_Materials provided_
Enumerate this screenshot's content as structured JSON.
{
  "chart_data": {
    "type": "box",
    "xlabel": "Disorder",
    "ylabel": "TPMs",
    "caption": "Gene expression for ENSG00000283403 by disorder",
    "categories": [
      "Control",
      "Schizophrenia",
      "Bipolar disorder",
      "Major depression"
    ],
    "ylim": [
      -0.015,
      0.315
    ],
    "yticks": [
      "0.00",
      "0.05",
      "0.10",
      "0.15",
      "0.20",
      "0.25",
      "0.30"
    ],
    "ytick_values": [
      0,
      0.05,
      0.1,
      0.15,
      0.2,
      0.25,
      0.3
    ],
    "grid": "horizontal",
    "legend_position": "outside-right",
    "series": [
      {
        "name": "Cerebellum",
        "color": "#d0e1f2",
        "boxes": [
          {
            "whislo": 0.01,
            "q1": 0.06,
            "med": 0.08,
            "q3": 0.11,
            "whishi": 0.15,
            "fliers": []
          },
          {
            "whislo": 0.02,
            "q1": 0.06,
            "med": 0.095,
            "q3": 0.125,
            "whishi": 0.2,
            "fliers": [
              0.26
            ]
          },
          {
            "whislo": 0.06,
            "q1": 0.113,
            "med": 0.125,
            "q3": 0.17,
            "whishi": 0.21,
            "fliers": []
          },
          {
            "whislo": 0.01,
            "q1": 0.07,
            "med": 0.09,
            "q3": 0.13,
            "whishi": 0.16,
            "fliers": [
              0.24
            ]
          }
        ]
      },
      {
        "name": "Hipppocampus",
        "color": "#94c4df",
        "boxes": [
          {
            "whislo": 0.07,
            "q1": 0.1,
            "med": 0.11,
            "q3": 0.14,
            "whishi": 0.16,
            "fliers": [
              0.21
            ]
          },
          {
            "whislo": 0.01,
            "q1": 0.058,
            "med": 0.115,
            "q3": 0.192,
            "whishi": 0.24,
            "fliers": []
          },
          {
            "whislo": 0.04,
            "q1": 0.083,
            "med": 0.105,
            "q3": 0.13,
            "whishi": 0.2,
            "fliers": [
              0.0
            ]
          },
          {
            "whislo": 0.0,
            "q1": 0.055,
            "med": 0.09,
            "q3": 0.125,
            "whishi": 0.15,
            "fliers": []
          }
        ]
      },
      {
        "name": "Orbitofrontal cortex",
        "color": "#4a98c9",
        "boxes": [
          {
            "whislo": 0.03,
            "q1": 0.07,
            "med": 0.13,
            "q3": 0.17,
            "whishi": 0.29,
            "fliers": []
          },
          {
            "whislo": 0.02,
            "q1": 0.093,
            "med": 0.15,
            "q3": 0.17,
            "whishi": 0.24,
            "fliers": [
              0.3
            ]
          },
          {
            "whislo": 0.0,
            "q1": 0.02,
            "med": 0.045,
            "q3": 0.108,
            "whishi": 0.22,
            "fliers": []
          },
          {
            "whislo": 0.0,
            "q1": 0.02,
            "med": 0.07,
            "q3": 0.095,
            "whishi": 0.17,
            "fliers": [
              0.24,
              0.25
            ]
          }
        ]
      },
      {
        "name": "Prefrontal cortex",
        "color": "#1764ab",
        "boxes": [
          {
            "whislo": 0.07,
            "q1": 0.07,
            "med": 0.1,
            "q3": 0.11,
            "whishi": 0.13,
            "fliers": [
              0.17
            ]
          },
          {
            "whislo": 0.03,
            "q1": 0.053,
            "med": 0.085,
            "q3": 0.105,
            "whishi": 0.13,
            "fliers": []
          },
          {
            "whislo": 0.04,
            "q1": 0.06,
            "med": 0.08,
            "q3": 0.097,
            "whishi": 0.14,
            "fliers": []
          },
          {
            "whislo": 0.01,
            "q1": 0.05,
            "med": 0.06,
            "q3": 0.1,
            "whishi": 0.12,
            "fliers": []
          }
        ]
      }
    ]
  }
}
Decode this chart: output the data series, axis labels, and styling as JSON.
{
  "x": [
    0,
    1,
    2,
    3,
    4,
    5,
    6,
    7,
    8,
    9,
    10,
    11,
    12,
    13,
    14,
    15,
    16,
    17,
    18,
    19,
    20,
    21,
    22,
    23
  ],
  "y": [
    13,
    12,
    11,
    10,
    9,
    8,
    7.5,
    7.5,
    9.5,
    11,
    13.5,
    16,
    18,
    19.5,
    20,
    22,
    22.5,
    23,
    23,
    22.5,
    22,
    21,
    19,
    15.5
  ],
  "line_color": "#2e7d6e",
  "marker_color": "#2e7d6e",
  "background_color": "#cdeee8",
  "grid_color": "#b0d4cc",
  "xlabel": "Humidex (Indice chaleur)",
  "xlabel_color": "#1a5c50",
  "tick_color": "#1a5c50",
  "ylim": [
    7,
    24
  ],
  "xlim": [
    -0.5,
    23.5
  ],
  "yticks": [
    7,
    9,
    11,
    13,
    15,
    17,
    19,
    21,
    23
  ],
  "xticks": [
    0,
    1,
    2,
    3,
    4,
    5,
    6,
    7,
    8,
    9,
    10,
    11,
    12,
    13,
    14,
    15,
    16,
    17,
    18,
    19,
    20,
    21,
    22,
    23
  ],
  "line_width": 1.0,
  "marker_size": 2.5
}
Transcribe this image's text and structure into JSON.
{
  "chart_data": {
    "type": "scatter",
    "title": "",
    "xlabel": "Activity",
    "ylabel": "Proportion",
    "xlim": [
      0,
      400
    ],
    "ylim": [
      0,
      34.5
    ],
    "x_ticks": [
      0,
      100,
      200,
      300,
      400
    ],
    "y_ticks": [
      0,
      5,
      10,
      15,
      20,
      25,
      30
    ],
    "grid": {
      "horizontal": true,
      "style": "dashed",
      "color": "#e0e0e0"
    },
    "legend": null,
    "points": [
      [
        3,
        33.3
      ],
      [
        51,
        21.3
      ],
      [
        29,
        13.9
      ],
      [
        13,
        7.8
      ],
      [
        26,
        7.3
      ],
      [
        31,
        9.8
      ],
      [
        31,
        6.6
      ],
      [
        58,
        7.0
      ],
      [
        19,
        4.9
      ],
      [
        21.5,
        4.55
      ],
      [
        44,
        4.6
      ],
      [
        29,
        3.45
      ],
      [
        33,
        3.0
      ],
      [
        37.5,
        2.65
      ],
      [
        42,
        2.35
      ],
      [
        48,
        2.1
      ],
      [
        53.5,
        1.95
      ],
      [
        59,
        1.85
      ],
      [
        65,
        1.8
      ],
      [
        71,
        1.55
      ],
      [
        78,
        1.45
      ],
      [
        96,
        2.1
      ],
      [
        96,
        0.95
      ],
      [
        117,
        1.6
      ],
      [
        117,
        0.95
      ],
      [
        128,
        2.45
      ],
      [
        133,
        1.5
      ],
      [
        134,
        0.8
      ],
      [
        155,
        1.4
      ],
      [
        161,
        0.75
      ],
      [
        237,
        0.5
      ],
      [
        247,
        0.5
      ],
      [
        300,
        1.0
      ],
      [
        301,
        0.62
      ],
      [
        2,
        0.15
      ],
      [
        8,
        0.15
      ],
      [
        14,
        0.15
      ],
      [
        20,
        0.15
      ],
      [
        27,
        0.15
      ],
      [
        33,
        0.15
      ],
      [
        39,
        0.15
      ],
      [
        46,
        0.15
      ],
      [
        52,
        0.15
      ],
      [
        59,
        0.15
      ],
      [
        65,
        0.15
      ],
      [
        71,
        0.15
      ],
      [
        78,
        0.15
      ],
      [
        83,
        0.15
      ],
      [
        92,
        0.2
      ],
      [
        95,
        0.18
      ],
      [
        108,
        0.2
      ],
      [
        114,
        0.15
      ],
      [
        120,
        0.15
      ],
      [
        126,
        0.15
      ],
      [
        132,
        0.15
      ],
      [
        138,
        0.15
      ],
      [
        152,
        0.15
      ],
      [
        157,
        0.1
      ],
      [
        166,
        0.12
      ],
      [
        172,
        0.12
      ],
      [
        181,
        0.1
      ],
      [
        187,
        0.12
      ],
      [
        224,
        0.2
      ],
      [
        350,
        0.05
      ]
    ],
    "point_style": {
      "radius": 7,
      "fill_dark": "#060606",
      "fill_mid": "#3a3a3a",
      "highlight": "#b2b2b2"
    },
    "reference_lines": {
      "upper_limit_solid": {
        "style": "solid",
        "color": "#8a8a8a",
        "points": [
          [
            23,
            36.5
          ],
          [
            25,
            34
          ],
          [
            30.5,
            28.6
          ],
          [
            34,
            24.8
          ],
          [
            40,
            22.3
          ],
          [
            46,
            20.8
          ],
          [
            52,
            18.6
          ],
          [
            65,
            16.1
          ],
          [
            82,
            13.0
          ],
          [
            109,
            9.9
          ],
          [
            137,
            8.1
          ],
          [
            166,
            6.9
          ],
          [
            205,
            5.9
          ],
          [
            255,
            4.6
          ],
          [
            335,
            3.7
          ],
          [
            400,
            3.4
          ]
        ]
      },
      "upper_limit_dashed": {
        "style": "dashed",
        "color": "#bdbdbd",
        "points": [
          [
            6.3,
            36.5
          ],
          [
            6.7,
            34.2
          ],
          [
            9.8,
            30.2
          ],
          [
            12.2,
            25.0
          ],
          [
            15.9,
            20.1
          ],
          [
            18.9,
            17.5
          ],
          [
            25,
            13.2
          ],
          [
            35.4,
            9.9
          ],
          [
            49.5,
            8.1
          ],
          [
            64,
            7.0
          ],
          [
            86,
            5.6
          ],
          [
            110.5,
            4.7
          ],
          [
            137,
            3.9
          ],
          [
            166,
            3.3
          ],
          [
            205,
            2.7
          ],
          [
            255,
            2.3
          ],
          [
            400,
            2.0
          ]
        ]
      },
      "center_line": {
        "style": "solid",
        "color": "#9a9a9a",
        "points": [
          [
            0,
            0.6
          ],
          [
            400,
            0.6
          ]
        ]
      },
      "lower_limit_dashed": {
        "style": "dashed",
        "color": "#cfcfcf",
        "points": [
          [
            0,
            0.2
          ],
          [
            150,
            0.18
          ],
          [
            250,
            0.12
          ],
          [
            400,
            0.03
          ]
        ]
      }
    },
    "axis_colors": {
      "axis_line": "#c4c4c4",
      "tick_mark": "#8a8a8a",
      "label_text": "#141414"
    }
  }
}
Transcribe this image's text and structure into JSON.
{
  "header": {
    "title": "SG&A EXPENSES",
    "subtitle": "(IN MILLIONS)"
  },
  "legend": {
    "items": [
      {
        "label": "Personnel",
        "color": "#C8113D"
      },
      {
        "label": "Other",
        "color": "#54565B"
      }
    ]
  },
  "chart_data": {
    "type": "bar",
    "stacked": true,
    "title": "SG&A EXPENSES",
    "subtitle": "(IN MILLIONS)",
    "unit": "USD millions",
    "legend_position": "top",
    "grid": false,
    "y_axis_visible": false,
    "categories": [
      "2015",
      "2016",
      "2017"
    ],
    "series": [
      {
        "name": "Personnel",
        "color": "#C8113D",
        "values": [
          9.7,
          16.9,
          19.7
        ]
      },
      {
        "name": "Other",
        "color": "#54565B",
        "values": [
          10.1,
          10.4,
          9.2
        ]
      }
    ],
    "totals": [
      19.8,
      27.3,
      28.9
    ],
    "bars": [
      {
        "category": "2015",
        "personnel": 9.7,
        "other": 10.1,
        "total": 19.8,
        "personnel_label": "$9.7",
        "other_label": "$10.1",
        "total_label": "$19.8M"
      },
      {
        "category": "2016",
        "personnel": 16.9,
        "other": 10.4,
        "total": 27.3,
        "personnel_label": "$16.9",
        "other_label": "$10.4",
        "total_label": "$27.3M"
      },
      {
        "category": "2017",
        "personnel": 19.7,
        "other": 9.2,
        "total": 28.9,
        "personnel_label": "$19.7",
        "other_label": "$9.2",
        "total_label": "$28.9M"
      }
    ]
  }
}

_Short exercise_
Tell how many lines contain the word "cortex", using only the number.

_Full solution_
2